> **Instructions for the task**
Show each line of the records in which the word "forced" occurs.

┌─ Provided records

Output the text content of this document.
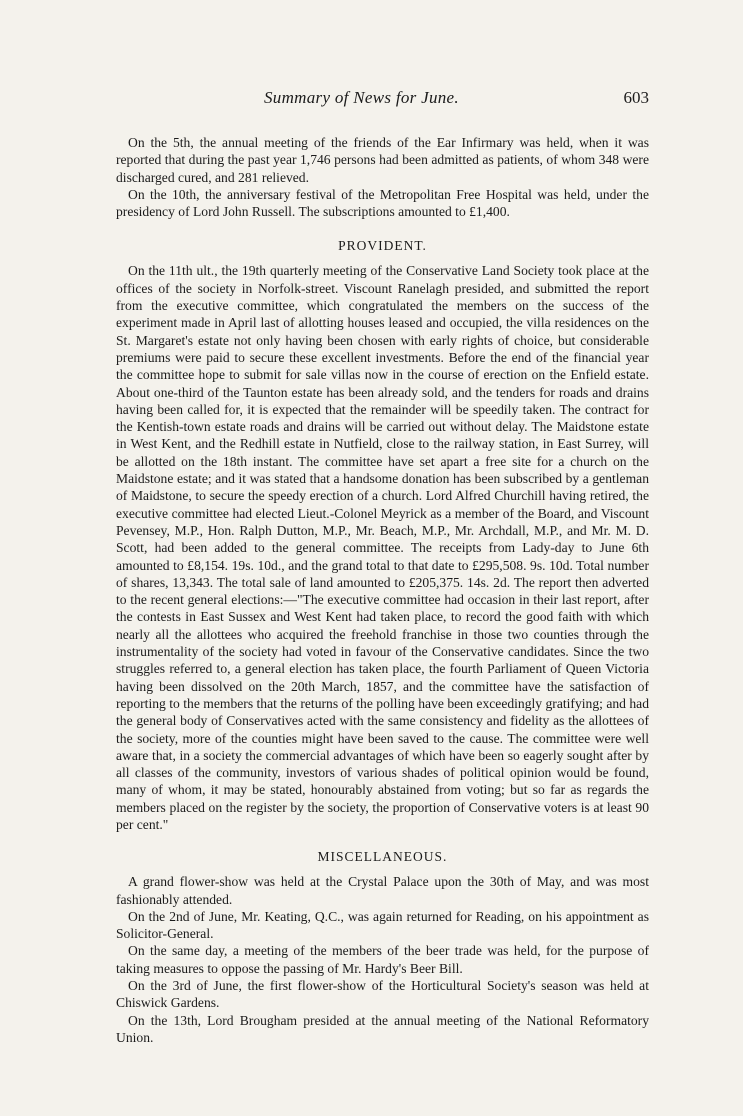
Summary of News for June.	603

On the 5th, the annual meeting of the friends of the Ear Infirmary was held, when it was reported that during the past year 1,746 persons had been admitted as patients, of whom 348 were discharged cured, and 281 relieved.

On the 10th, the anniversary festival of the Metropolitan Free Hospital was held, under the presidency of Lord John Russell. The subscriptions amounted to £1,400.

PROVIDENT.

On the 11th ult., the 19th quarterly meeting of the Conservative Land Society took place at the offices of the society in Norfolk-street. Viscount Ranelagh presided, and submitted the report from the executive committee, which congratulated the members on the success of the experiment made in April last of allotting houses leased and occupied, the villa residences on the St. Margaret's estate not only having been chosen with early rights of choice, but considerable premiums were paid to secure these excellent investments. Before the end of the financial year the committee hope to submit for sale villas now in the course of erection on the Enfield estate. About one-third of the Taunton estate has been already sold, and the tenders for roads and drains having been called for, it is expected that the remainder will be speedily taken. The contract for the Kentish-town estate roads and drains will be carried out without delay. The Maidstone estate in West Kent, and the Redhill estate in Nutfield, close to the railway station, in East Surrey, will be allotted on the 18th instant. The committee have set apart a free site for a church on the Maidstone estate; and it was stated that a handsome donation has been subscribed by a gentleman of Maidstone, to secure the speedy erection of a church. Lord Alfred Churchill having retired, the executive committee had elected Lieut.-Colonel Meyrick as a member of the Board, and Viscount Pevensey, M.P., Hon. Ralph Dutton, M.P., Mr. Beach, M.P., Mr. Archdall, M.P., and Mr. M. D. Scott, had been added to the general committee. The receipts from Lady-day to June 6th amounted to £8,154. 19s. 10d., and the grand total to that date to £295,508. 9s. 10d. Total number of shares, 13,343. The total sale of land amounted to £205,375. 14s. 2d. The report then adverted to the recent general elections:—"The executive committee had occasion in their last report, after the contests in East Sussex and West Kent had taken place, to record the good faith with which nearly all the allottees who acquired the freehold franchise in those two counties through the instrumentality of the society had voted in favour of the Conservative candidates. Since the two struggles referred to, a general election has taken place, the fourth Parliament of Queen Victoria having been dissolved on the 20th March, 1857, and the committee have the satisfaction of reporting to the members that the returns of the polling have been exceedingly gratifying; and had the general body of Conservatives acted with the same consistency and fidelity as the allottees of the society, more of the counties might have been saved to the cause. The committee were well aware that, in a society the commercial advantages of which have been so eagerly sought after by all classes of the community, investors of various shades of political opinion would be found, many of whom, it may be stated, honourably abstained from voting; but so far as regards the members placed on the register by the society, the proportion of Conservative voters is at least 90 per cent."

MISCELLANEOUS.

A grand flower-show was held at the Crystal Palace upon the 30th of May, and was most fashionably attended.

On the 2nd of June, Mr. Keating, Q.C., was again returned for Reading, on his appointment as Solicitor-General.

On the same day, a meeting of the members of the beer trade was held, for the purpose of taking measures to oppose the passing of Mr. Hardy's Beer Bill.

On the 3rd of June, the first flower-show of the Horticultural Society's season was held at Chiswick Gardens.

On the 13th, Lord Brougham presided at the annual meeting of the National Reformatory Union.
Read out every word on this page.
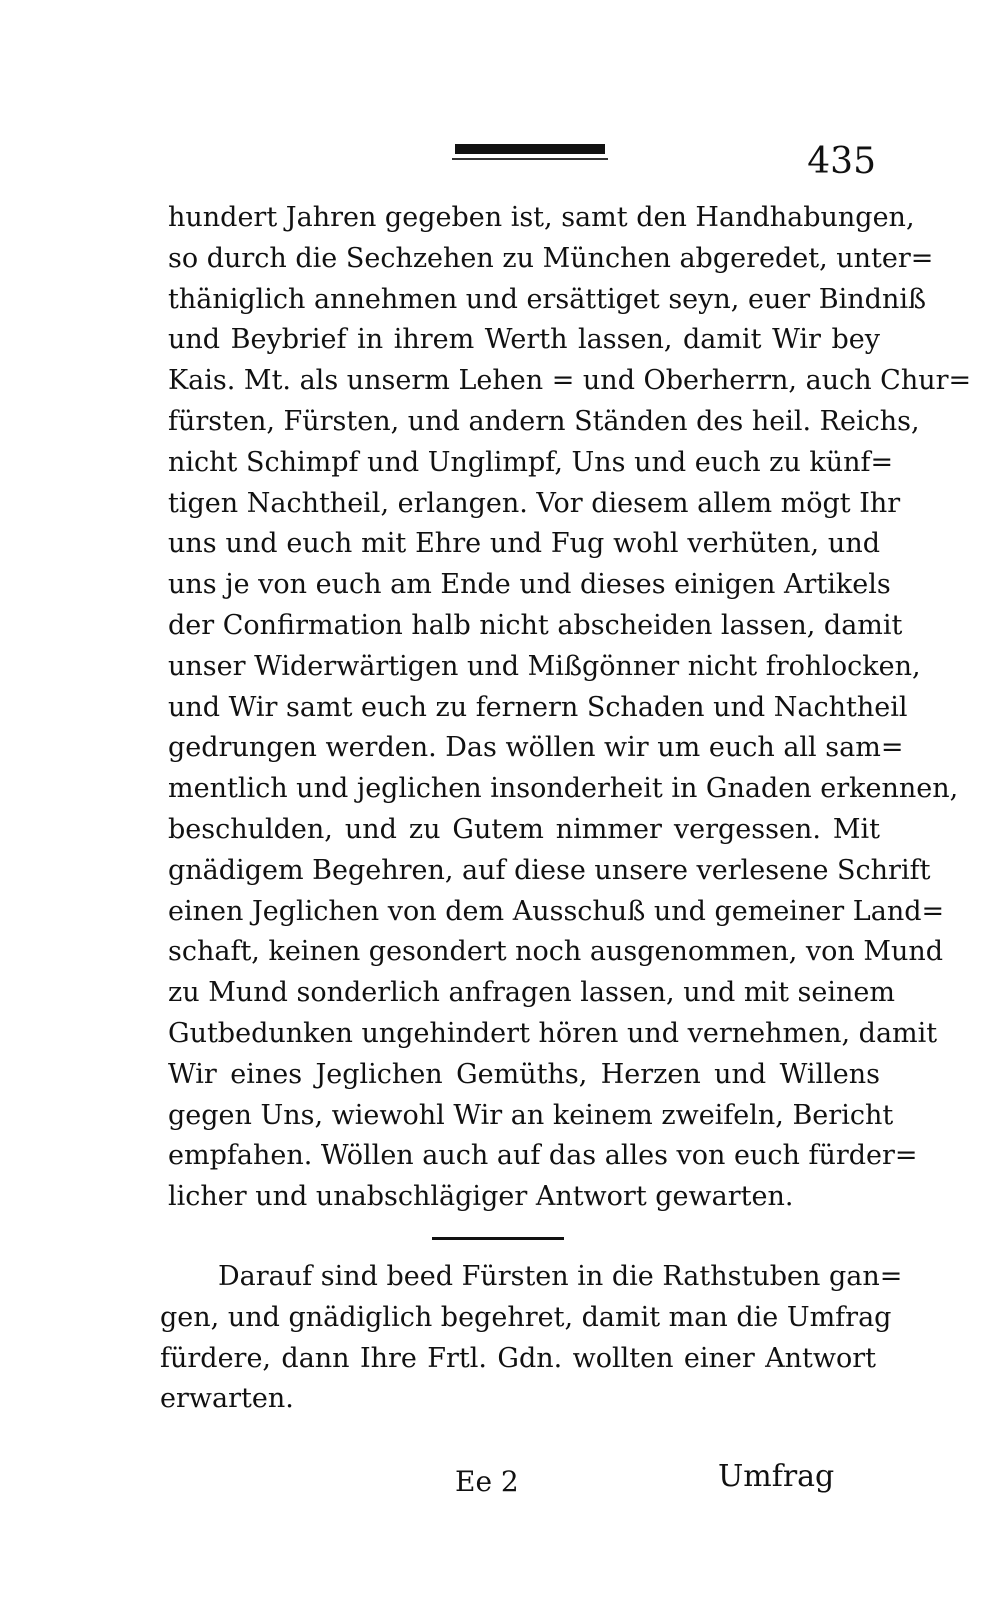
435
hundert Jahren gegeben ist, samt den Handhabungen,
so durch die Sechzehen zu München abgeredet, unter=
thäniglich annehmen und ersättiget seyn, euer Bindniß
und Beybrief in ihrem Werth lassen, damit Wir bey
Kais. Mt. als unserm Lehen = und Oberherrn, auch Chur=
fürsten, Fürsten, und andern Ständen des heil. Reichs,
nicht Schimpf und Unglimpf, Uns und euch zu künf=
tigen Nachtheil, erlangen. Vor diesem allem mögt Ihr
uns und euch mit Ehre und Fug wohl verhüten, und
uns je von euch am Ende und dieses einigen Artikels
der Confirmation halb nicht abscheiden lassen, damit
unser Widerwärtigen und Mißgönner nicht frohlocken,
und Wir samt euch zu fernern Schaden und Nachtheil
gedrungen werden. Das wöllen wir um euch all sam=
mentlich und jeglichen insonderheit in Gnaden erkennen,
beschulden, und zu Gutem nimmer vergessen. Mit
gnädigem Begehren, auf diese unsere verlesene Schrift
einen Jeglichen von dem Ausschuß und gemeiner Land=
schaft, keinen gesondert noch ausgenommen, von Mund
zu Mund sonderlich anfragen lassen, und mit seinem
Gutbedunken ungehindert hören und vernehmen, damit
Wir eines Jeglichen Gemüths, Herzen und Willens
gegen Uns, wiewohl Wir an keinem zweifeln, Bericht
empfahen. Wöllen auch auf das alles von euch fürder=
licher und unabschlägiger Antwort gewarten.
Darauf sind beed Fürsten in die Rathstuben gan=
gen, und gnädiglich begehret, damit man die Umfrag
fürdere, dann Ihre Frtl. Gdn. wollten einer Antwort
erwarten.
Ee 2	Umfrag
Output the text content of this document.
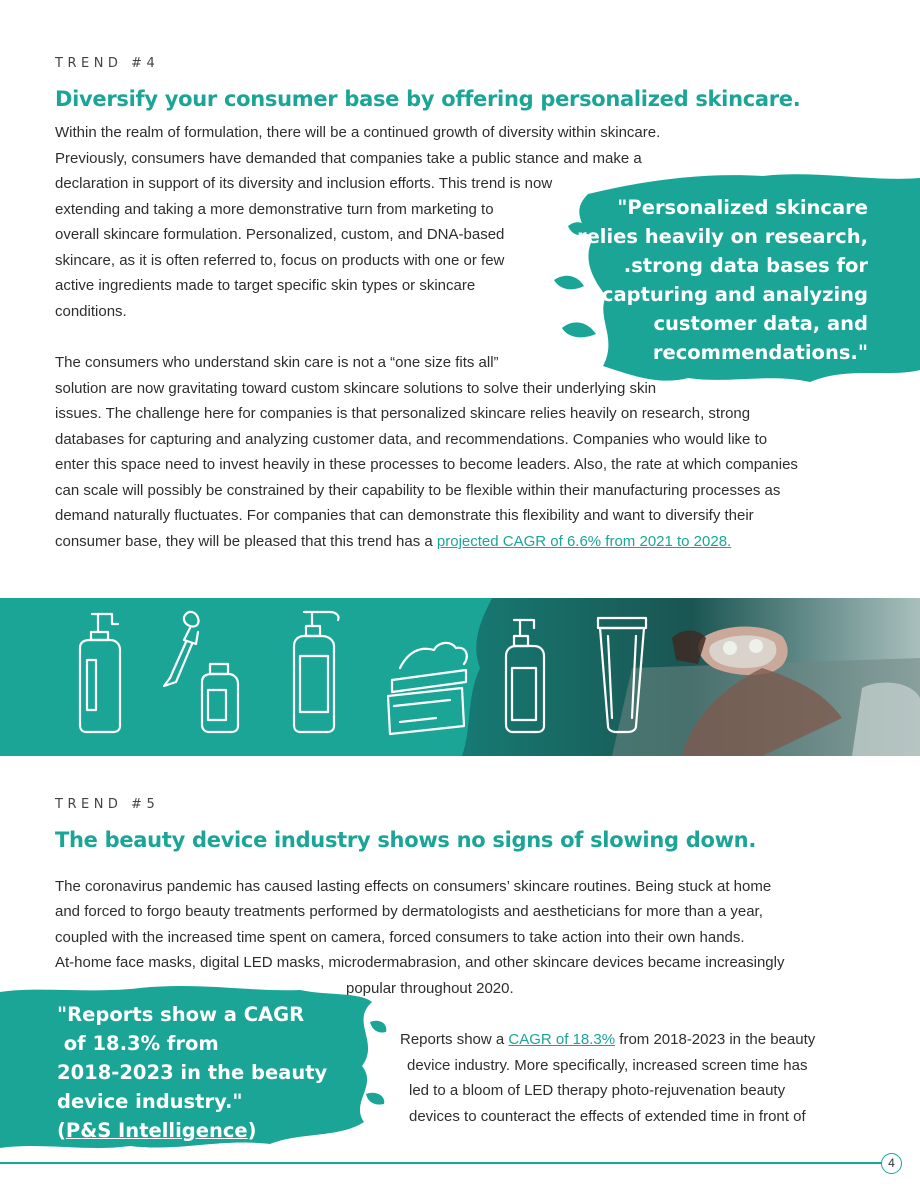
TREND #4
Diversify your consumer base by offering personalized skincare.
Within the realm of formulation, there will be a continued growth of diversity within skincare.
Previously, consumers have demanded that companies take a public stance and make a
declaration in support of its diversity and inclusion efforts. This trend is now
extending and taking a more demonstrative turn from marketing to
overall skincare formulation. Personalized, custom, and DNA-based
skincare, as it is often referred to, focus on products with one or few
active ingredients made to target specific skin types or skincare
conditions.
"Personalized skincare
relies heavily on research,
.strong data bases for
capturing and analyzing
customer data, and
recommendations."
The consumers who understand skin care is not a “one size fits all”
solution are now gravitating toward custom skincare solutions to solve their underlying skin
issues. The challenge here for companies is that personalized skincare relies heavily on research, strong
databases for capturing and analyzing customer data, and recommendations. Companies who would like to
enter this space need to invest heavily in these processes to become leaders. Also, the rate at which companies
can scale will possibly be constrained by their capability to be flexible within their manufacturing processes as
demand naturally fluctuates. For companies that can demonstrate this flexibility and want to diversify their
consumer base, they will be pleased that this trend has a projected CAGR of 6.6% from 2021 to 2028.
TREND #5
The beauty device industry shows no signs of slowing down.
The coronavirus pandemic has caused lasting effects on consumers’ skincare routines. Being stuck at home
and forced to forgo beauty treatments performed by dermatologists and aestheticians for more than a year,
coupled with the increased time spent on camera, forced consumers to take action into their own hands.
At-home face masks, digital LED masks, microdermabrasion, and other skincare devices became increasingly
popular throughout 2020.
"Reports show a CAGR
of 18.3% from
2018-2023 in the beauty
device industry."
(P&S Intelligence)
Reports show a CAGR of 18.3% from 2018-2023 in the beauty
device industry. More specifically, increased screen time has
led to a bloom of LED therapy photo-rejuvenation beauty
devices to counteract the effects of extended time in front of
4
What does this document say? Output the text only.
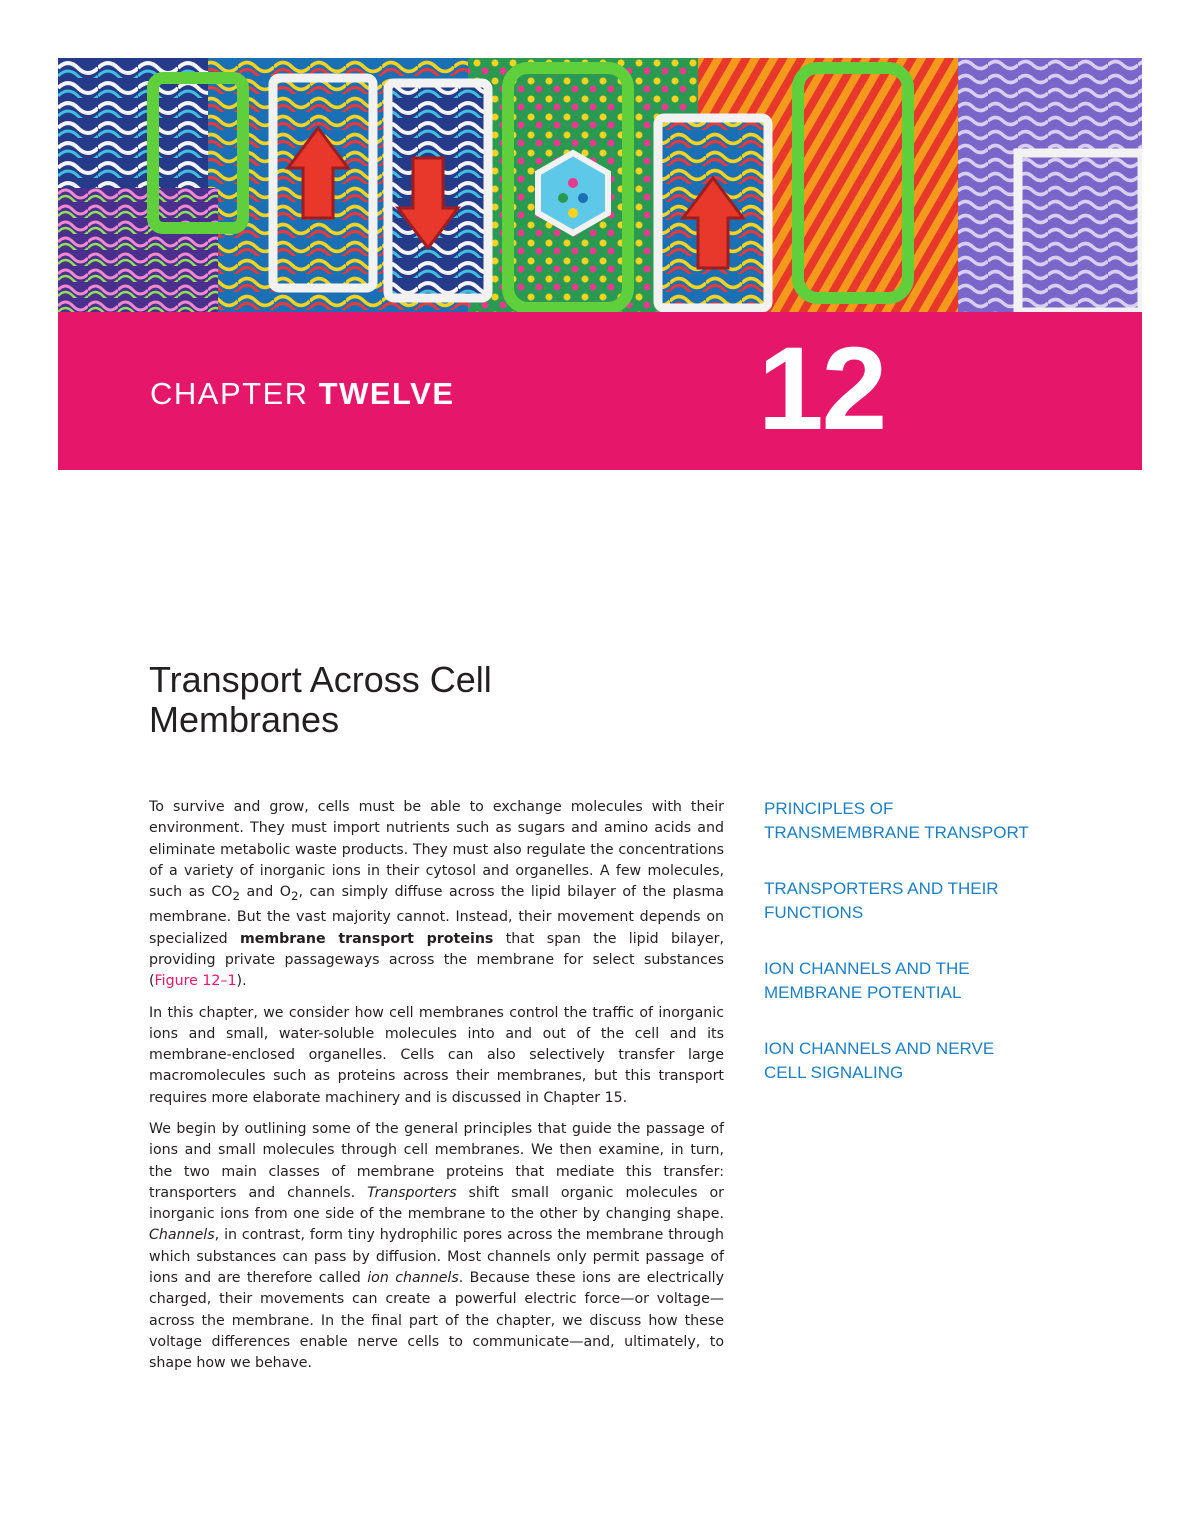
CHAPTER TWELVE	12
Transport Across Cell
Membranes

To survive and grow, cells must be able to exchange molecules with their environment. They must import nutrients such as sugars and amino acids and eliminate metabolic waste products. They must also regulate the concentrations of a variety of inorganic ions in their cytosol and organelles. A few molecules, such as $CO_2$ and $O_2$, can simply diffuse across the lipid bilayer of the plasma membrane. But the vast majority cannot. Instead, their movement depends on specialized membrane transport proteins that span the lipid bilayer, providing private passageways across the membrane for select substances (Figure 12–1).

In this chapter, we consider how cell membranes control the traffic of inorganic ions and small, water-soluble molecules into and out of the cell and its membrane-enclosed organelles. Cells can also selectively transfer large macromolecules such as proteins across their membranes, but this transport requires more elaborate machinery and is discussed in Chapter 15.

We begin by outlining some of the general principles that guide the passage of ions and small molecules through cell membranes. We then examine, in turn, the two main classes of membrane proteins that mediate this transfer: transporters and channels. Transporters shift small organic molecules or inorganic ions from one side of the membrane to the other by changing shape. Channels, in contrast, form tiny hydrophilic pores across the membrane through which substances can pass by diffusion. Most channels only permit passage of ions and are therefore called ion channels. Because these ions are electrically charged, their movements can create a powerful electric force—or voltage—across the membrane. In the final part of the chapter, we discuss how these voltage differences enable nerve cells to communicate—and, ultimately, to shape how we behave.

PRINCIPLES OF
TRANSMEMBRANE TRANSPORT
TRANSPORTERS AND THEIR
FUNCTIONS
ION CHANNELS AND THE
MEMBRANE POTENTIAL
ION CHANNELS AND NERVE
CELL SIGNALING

└─

> **Problem solution**
and forced to forgo beauty treatments performed by dermatologists and aestheticians for more than a year,
coupled with the increased time spent on camera, forced consumers to take action into their own hands.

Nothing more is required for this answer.